● **Directive**:
Where does the string "антибиотикорезистентности" appear? Copy every line of the entries below that holds it.

* * * * * * *

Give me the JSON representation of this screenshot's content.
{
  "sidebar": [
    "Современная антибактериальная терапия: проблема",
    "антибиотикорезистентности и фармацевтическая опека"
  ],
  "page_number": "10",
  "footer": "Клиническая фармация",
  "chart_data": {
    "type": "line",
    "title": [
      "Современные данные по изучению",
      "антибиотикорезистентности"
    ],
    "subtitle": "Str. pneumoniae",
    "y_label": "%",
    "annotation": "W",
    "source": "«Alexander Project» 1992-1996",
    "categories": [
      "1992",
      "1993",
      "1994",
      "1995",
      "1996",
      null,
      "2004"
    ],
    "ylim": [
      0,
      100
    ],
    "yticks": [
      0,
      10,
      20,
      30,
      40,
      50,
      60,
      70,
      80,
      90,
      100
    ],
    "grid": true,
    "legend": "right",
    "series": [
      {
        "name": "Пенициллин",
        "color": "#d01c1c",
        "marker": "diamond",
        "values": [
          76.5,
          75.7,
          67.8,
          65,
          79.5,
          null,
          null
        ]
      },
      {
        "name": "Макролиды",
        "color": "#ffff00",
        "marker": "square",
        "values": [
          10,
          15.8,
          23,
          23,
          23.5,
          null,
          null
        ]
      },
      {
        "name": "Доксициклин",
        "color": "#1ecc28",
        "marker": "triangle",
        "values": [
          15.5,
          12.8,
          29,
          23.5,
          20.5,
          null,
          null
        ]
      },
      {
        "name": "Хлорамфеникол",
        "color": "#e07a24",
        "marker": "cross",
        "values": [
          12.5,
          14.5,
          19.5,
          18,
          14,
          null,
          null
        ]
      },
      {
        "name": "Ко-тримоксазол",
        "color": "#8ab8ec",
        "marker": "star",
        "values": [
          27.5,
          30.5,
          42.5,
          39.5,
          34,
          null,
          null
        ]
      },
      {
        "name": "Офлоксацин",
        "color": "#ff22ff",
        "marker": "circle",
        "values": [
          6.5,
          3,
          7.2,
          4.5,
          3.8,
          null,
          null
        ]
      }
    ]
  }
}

* * * * * * *

● **Solution to the exercise**:
    "антибиотикорезистентности и фармацевтическая опека"
      "антибиотикорезистентности"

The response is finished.